**Work to be completed:** Each line that includes the word "北京时间" counts once; give the total and nothing more.

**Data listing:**
──────
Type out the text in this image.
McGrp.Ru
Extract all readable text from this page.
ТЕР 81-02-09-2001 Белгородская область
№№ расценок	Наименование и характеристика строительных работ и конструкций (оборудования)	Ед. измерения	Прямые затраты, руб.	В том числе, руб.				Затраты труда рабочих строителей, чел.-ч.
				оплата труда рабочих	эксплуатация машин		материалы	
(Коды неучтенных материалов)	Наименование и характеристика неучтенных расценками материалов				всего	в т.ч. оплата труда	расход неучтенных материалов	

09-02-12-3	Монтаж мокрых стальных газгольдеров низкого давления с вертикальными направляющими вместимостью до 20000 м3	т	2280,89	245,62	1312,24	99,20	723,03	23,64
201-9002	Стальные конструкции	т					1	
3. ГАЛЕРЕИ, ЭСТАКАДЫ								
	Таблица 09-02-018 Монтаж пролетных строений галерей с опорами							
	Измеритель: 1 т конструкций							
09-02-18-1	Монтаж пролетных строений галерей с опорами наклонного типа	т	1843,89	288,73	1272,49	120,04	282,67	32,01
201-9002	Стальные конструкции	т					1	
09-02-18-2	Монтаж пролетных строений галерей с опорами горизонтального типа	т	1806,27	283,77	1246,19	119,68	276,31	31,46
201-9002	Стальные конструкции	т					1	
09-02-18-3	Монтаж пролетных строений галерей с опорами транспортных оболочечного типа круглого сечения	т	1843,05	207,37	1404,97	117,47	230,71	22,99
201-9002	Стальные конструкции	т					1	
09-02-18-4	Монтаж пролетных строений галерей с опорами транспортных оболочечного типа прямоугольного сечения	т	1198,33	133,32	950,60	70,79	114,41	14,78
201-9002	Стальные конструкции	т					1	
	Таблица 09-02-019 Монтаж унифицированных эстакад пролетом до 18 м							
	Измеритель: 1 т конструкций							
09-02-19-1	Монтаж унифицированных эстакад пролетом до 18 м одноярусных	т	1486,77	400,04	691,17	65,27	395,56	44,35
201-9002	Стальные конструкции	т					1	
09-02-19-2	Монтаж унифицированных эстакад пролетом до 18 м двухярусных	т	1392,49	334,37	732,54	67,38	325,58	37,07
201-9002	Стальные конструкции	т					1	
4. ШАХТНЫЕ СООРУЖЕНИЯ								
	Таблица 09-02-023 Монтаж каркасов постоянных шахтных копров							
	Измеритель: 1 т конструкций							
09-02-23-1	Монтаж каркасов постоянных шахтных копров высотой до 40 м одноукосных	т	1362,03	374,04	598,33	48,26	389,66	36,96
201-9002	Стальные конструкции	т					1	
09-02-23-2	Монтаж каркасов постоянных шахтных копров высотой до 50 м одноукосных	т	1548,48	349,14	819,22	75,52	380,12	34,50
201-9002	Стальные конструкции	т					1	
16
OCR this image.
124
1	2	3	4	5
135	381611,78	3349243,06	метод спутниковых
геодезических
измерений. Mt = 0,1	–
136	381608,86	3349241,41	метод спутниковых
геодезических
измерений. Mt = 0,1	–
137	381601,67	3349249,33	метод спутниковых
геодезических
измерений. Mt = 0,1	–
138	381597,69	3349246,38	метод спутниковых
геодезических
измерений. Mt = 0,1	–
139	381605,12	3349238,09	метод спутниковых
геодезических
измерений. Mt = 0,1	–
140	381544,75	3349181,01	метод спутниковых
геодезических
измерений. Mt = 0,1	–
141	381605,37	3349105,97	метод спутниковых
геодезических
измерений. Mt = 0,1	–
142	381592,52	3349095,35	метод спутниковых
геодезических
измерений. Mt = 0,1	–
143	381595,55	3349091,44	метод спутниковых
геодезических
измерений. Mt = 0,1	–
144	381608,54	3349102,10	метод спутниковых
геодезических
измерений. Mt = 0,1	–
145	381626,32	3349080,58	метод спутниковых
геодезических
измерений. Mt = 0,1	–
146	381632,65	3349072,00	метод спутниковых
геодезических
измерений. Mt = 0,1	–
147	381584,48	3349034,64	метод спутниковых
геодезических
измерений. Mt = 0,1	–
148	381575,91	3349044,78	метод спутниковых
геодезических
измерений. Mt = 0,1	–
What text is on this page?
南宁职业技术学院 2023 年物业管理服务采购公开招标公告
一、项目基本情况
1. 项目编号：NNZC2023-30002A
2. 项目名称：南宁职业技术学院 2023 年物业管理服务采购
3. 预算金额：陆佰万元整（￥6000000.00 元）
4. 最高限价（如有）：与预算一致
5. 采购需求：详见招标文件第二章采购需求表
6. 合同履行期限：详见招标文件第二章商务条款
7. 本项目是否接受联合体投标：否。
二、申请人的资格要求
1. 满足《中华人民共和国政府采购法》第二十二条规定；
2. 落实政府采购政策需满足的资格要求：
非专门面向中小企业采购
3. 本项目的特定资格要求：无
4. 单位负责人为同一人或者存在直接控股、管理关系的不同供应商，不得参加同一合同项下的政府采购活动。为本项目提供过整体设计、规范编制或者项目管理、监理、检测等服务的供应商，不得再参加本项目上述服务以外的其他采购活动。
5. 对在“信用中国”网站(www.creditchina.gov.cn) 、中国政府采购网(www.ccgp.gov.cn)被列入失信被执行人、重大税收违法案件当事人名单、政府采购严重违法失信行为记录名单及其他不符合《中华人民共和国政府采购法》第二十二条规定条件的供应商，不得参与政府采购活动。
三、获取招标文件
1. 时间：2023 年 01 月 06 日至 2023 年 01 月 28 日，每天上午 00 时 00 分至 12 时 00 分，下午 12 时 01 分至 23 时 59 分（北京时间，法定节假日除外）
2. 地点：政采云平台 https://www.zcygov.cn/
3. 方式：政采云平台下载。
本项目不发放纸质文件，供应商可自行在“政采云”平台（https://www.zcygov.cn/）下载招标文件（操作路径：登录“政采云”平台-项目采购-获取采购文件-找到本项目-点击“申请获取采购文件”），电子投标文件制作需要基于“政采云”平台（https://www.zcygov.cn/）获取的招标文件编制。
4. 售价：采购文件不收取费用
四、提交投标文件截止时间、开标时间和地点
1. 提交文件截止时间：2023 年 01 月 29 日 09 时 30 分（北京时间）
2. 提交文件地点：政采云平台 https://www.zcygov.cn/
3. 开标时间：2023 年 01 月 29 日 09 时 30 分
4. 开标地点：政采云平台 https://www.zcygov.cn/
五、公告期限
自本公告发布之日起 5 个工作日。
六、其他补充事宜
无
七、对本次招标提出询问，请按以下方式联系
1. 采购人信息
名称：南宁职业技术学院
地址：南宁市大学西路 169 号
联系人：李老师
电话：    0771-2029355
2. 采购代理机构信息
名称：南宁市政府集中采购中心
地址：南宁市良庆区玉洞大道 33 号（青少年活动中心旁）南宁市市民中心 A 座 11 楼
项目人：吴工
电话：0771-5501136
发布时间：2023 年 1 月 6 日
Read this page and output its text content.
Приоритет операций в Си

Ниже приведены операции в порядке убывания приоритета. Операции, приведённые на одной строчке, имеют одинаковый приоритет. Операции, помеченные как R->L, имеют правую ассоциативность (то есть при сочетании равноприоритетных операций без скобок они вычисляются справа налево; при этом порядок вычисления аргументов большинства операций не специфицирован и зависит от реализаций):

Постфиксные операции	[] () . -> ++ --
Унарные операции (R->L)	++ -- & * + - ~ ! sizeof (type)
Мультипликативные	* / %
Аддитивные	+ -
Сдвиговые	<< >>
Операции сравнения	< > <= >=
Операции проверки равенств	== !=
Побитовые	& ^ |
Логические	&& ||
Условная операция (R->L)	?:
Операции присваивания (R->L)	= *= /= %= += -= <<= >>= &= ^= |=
──────
**Expected answer:** 2